- Your objective -
Across the entries, how many lines have the string "structured" in them? Reply with only a number.

- Extracted entries -
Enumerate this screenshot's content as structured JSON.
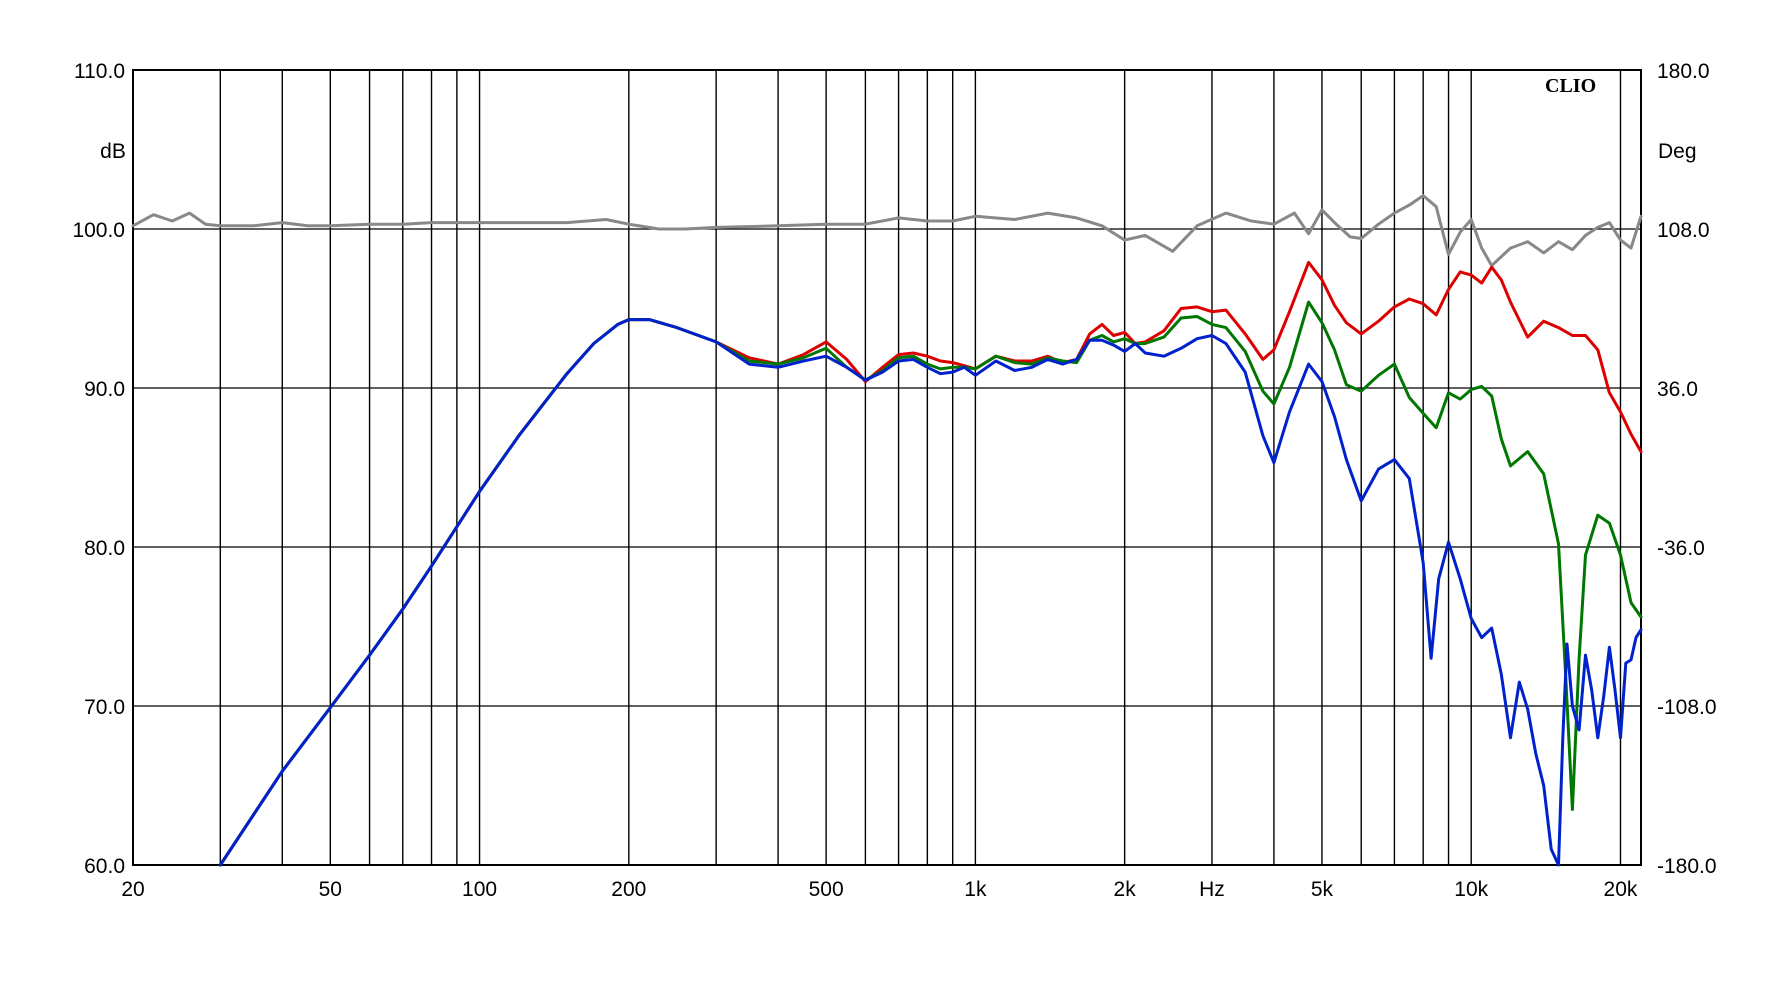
* * *
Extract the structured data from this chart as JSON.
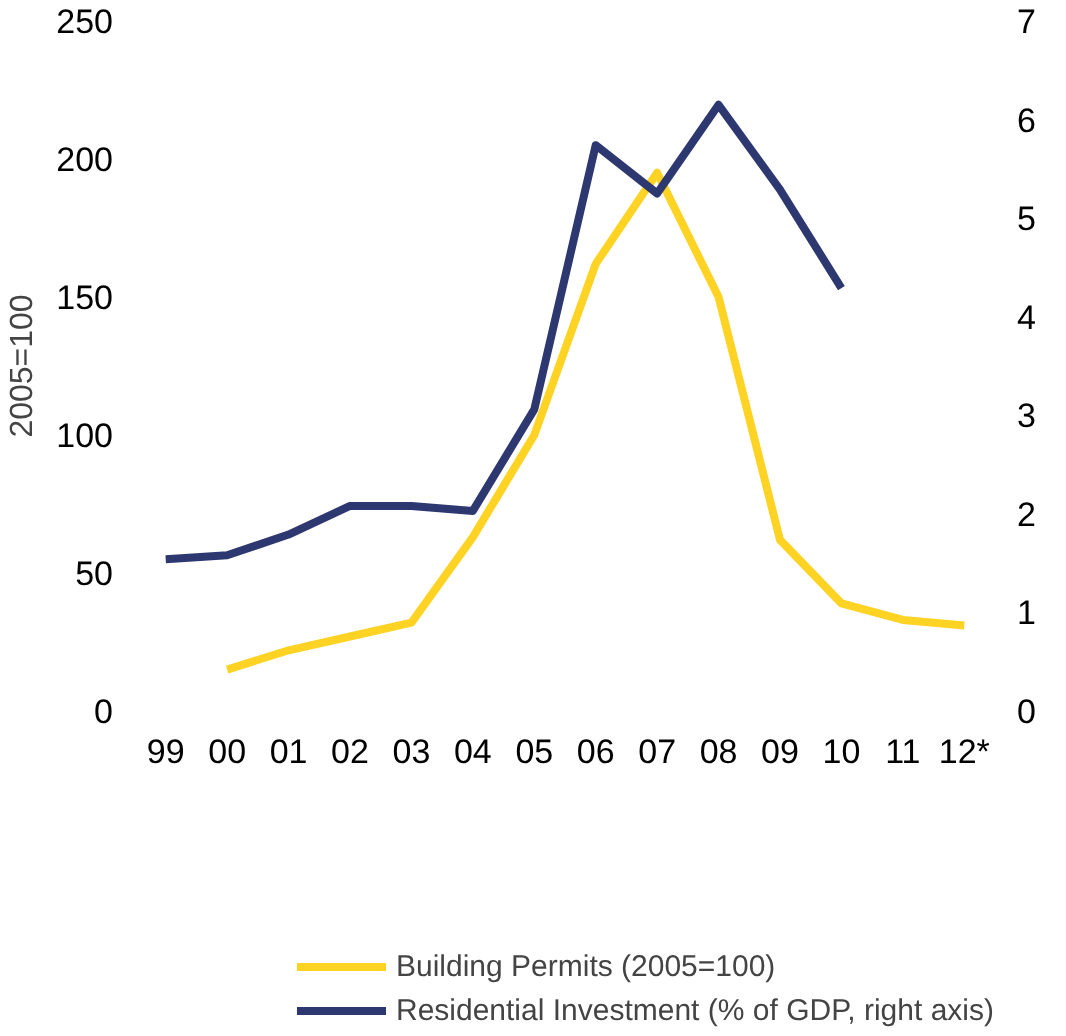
...
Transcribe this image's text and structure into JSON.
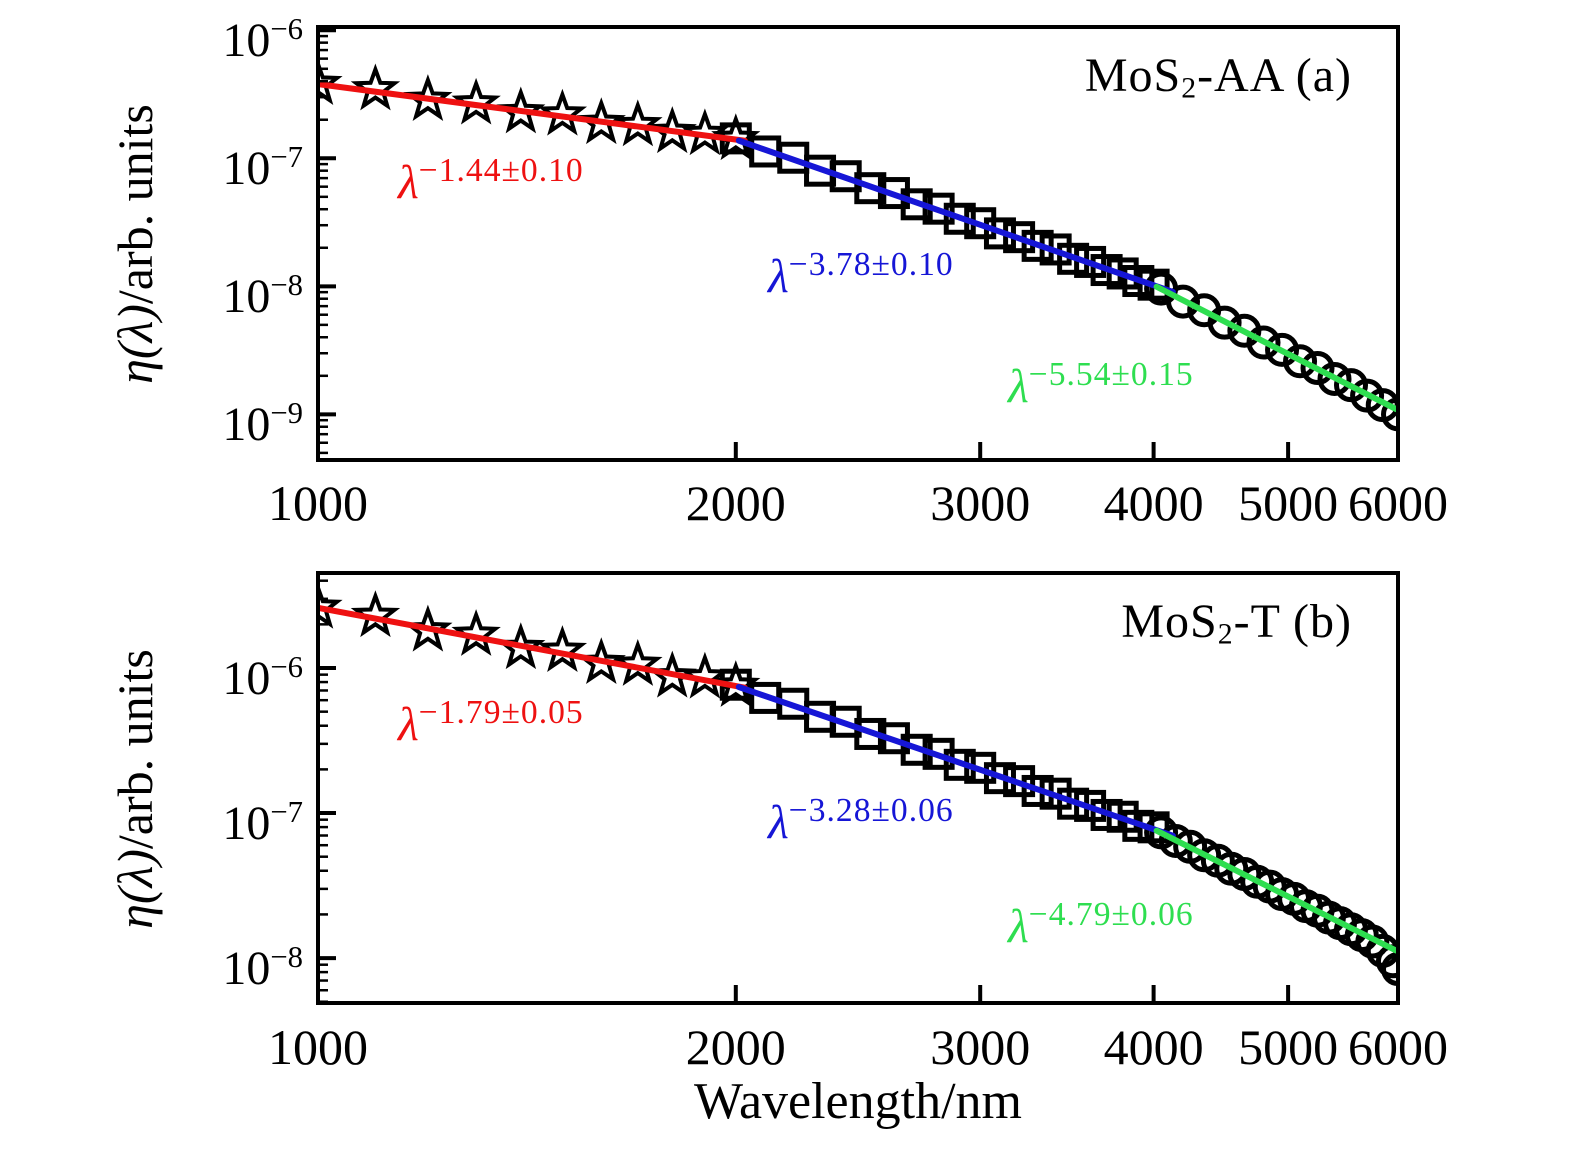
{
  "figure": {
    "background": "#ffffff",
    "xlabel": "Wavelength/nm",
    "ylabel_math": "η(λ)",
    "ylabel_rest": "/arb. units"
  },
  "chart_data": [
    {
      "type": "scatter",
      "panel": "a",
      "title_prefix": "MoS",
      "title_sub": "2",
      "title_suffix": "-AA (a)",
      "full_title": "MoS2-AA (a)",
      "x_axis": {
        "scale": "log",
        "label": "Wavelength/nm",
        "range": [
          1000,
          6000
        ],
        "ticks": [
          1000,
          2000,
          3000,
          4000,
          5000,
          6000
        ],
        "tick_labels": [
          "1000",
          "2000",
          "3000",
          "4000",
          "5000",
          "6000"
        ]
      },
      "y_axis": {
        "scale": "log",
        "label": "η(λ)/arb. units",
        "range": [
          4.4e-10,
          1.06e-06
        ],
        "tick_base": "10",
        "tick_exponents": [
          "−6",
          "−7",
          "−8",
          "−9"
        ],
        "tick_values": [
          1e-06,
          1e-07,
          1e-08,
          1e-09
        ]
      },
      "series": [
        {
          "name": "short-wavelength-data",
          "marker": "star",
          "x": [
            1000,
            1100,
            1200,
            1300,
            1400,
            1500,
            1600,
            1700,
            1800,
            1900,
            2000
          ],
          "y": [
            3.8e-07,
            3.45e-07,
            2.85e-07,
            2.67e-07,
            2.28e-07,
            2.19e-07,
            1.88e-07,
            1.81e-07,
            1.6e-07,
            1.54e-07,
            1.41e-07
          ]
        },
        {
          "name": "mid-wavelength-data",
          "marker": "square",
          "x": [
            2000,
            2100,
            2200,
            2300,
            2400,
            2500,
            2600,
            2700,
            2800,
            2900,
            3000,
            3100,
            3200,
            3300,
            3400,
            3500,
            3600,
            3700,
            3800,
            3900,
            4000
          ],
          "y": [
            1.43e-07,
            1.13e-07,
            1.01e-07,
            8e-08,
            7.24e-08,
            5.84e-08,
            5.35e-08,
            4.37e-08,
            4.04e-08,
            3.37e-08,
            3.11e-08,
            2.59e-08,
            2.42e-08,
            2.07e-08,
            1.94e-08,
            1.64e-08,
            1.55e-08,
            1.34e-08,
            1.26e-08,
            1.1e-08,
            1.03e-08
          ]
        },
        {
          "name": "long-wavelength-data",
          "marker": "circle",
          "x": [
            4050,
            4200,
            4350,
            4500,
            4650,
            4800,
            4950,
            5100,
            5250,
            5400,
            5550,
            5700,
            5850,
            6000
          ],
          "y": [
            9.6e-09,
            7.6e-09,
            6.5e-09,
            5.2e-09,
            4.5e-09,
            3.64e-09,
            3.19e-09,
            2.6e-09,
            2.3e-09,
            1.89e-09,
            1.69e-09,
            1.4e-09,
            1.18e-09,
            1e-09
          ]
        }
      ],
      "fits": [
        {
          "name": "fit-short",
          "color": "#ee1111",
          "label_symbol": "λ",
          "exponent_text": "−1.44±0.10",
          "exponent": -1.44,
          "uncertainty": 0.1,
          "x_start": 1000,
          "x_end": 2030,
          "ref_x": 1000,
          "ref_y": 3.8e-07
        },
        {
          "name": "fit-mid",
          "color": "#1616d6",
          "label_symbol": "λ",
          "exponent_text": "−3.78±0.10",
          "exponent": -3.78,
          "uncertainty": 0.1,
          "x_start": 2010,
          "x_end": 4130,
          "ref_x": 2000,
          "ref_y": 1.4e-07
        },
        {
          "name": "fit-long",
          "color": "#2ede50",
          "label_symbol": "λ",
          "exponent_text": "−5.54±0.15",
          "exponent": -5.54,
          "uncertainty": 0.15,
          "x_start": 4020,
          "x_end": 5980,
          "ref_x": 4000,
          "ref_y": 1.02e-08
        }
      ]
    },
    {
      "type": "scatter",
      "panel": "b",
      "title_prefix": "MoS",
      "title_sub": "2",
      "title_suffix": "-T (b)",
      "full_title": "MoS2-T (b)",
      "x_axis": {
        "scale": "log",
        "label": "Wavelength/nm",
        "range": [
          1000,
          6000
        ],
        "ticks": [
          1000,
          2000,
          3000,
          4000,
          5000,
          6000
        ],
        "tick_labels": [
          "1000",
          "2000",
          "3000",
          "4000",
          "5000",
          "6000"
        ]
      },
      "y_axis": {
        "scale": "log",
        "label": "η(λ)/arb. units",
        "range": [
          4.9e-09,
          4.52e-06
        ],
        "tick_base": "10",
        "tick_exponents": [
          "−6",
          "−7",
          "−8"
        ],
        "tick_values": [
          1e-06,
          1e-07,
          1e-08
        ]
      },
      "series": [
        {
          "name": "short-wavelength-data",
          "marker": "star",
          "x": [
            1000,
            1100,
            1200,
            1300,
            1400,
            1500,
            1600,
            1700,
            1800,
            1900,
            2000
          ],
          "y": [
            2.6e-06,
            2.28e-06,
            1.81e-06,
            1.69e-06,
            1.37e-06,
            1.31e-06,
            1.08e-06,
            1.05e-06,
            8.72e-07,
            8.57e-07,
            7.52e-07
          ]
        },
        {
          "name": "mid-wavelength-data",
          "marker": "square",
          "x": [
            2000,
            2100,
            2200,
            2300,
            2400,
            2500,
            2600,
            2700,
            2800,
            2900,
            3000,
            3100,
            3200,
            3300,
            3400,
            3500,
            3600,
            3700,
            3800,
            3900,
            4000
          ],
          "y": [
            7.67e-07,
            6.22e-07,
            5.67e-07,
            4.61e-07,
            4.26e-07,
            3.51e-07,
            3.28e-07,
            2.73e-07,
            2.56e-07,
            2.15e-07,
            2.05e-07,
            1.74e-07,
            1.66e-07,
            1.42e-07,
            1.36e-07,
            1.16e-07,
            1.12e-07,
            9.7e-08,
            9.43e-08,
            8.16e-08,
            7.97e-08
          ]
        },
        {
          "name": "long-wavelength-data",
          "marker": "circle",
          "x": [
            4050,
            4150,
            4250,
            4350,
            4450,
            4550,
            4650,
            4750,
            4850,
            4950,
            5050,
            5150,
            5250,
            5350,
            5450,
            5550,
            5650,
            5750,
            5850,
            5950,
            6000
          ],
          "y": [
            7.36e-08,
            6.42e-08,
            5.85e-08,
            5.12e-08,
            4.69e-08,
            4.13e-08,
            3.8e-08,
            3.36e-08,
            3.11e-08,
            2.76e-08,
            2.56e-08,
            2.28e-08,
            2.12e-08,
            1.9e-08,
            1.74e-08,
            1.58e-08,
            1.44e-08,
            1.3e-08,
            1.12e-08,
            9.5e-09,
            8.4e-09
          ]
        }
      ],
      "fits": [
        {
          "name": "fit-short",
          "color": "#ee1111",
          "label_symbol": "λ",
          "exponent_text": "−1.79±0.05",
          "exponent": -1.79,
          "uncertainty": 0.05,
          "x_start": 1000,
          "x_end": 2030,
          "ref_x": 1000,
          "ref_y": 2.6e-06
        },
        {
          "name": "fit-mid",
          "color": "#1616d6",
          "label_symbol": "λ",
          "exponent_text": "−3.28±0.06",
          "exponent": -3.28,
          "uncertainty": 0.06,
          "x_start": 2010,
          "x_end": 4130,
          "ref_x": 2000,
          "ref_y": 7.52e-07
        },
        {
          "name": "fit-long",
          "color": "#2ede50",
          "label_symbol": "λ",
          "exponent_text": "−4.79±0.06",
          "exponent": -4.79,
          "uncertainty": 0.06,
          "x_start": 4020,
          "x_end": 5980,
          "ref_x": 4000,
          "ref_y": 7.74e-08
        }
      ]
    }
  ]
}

- The reply -
2